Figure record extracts
• • • • • • •

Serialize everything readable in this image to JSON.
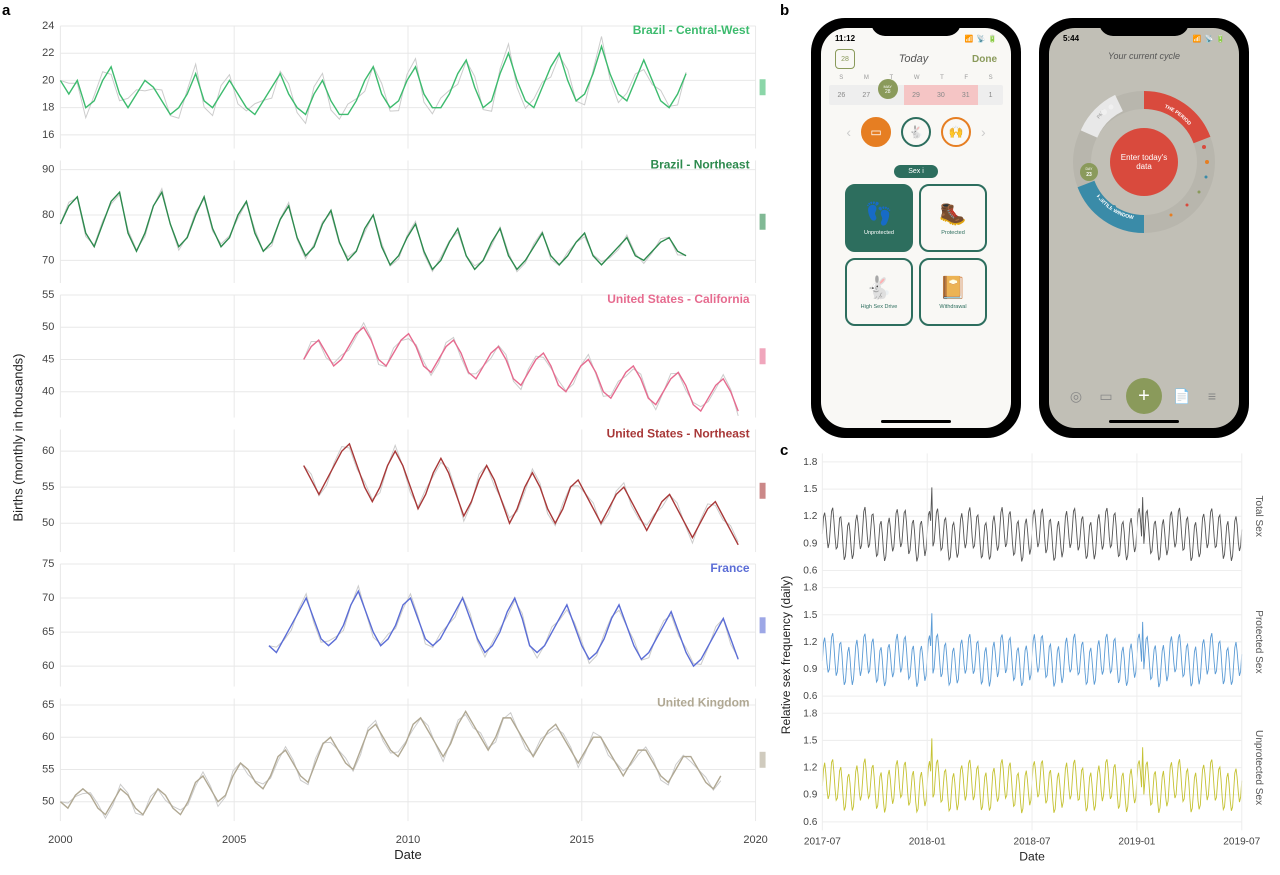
{
  "panel_labels": {
    "a": "a",
    "b": "b",
    "c": "c"
  },
  "chart_a": {
    "type": "line-small-multiples",
    "x_axis_label": "Date",
    "y_axis_label": "Births (monthly in thousands)",
    "x_domain": [
      2000,
      2020
    ],
    "x_ticks": [
      2000,
      2005,
      2010,
      2015,
      2020
    ],
    "background_color": "#ffffff",
    "grid_color": "#e8e8e8",
    "font_size_axis": 11,
    "font_size_label": 13,
    "rows": [
      {
        "label": "Brazil - Central-West",
        "color": "#3dbb6e",
        "y_ticks": [
          16,
          18,
          20,
          22,
          24
        ],
        "ylim": [
          15,
          24
        ],
        "x_start": 2000,
        "values": [
          20,
          19,
          20,
          18,
          18.5,
          20,
          21,
          19,
          18,
          19,
          20,
          19.5,
          18.5,
          17.5,
          18,
          19,
          20.5,
          18.5,
          18,
          19,
          20,
          19,
          18,
          17.5,
          18.5,
          19.5,
          20.5,
          19,
          18,
          17.5,
          19,
          20,
          18.5,
          17.5,
          17.5,
          18.5,
          20,
          21,
          19,
          18,
          18.5,
          20,
          21,
          19,
          18,
          18,
          19,
          20.5,
          21.5,
          19.5,
          18,
          18.5,
          20.5,
          22,
          20,
          18.5,
          18,
          19.5,
          21,
          22,
          20,
          18.5,
          19,
          20.5,
          22.5,
          20.5,
          19,
          18.5,
          20,
          21.5,
          20,
          18.5,
          18,
          19,
          20.5
        ]
      },
      {
        "label": "Brazil - Northeast",
        "color": "#2d8a4e",
        "y_ticks": [
          70,
          80,
          90
        ],
        "ylim": [
          65,
          92
        ],
        "x_start": 2000,
        "values": [
          78,
          82,
          84,
          76,
          73,
          78,
          83,
          85,
          76,
          72,
          76,
          82,
          85,
          78,
          73,
          75,
          80,
          84,
          77,
          73,
          75,
          80,
          83,
          76,
          72,
          74,
          79,
          82,
          75,
          71,
          73,
          78,
          81,
          74,
          70,
          72,
          77,
          80,
          73,
          69,
          71,
          75,
          78,
          72,
          68,
          70,
          74,
          77,
          71,
          68,
          70,
          74,
          77,
          71,
          68,
          70,
          73,
          76,
          71,
          69,
          71,
          74,
          76,
          71,
          69,
          71,
          73,
          75,
          71,
          70,
          72,
          74,
          75,
          72,
          71
        ]
      },
      {
        "label": "United States - California",
        "color": "#e66b8f",
        "y_ticks": [
          40,
          45,
          50,
          55
        ],
        "ylim": [
          36,
          55
        ],
        "x_start": 2007,
        "values": [
          45,
          47,
          48,
          46,
          44,
          45,
          47,
          49,
          50,
          48,
          45,
          44,
          46,
          48,
          49,
          47,
          44,
          43,
          45,
          47,
          48,
          46,
          43,
          42,
          44,
          46,
          47,
          45,
          42,
          41,
          43,
          45,
          46,
          44,
          41,
          40,
          42,
          44,
          45,
          43,
          40,
          39,
          41,
          43,
          44,
          42,
          39,
          38,
          40,
          42,
          43,
          41,
          38,
          37,
          39,
          41,
          42,
          40,
          37
        ]
      },
      {
        "label": "United States - Northeast",
        "color": "#a83838",
        "y_ticks": [
          50,
          55,
          60
        ],
        "ylim": [
          46,
          63
        ],
        "x_start": 2007,
        "values": [
          58,
          56,
          54,
          56,
          58,
          60,
          61,
          58,
          55,
          53,
          55,
          58,
          60,
          58,
          55,
          52,
          54,
          57,
          59,
          57,
          54,
          51,
          53,
          56,
          58,
          56,
          53,
          50,
          52,
          55,
          57,
          55,
          52,
          50,
          52,
          55,
          56,
          54,
          52,
          50,
          52,
          54,
          55,
          53,
          51,
          49,
          51,
          53,
          54,
          52,
          50,
          48,
          50,
          52,
          53,
          51,
          49,
          47
        ]
      },
      {
        "label": "France",
        "color": "#5b6dd6",
        "y_ticks": [
          60,
          65,
          70,
          75
        ],
        "ylim": [
          57,
          75
        ],
        "x_start": 2006,
        "values": [
          63,
          62,
          64,
          66,
          68,
          70,
          67,
          64,
          63,
          64,
          66,
          69,
          71,
          68,
          65,
          63,
          64,
          66,
          69,
          70,
          67,
          64,
          63,
          64,
          66,
          68,
          70,
          67,
          64,
          62,
          63,
          65,
          68,
          70,
          67,
          63,
          62,
          63,
          65,
          67,
          69,
          66,
          63,
          61,
          62,
          64,
          67,
          69,
          66,
          63,
          61,
          62,
          64,
          66,
          68,
          65,
          62,
          60,
          61,
          63,
          65,
          67,
          64,
          61
        ]
      },
      {
        "label": "United Kingdom",
        "color": "#b0a893",
        "y_ticks": [
          50,
          55,
          60,
          65
        ],
        "ylim": [
          47,
          66
        ],
        "x_start": 2000,
        "values": [
          50,
          49,
          51,
          52,
          51,
          49,
          48,
          50,
          52,
          51,
          49,
          48,
          50,
          52,
          51,
          49,
          48,
          50,
          53,
          54,
          52,
          50,
          51,
          54,
          56,
          55,
          53,
          52,
          54,
          57,
          58,
          56,
          54,
          53,
          56,
          59,
          60,
          58,
          56,
          55,
          58,
          61,
          62,
          60,
          58,
          57,
          59,
          62,
          63,
          61,
          59,
          57,
          59,
          62,
          64,
          62,
          60,
          58,
          60,
          63,
          63,
          61,
          59,
          57,
          59,
          61,
          62,
          60,
          58,
          56,
          58,
          60,
          60,
          58,
          56,
          54,
          56,
          58,
          58,
          56,
          54,
          53,
          55,
          57,
          57,
          55,
          53,
          52,
          54
        ]
      }
    ]
  },
  "phone1": {
    "status_time": "11:12",
    "header_daynum": "28",
    "header_title": "Today",
    "header_done": "Done",
    "weekdays": [
      "S",
      "M",
      "T",
      "W",
      "T",
      "F",
      "S"
    ],
    "dates": [
      "26",
      "27",
      "28",
      "29",
      "30",
      "31",
      "1"
    ],
    "pill_month": "MAY",
    "pill_day": "28",
    "sex_label": "Sex  i",
    "grid": [
      {
        "glyph": "👣",
        "label": "Unprotected",
        "filled": true
      },
      {
        "glyph": "🥾",
        "label": "Protected",
        "filled": false
      },
      {
        "glyph": "🐇",
        "label": "High Sex Drive",
        "filled": false
      },
      {
        "glyph": "📔",
        "label": "Withdrawal",
        "filled": false
      }
    ]
  },
  "phone2": {
    "status_time": "5:44",
    "title": "Your current cycle",
    "center_text": "Enter today's data",
    "arc_period_label": "THE PERIOD",
    "arc_fertile_label": "FERTILE WINDOW",
    "arc_pms_label": "PMS",
    "day_badge": "DAY 23",
    "colors": {
      "ring_base": "#b8b6ad",
      "period": "#d94a3d",
      "fertile": "#3a8ba8",
      "pms": "#e8e8e8",
      "center": "#d94a3d",
      "plus": "#8a9a5b"
    }
  },
  "chart_c": {
    "type": "line-small-multiples",
    "x_axis_label": "Date",
    "y_axis_label": "Relative sex frequency (daily)",
    "x_domain": [
      "2017-07",
      "2019-07"
    ],
    "x_ticks": [
      "2017-07",
      "2018-01",
      "2018-07",
      "2019-01",
      "2019-07"
    ],
    "y_ticks": [
      0.6,
      0.9,
      1.2,
      1.5,
      1.8
    ],
    "ylim": [
      0.55,
      1.85
    ],
    "background_color": "#ffffff",
    "grid_color": "#eeeeee",
    "font_size_axis": 10,
    "rows": [
      {
        "label": "Total Sex",
        "color": "#555555"
      },
      {
        "label": "Protected Sex",
        "color": "#5b9bd5"
      },
      {
        "label": "Unprotected Sex",
        "color": "#c5c233"
      }
    ]
  }
}
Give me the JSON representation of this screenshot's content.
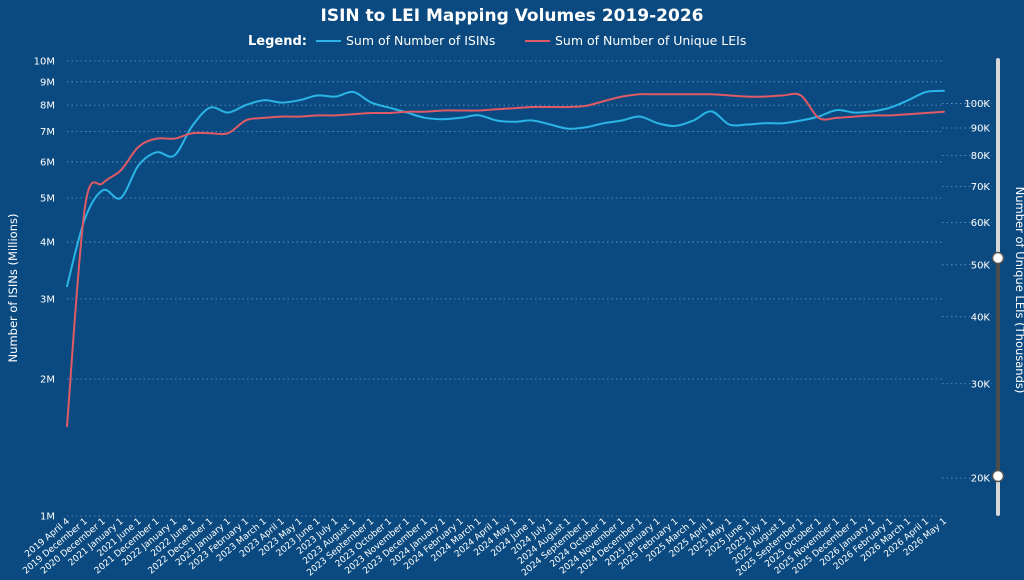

• • • • • • •

Short exercise
Locate all lines holding the word "States", then copy them out.

Full answer
        "label": "United States - California",
        "label": "United States - Northeast",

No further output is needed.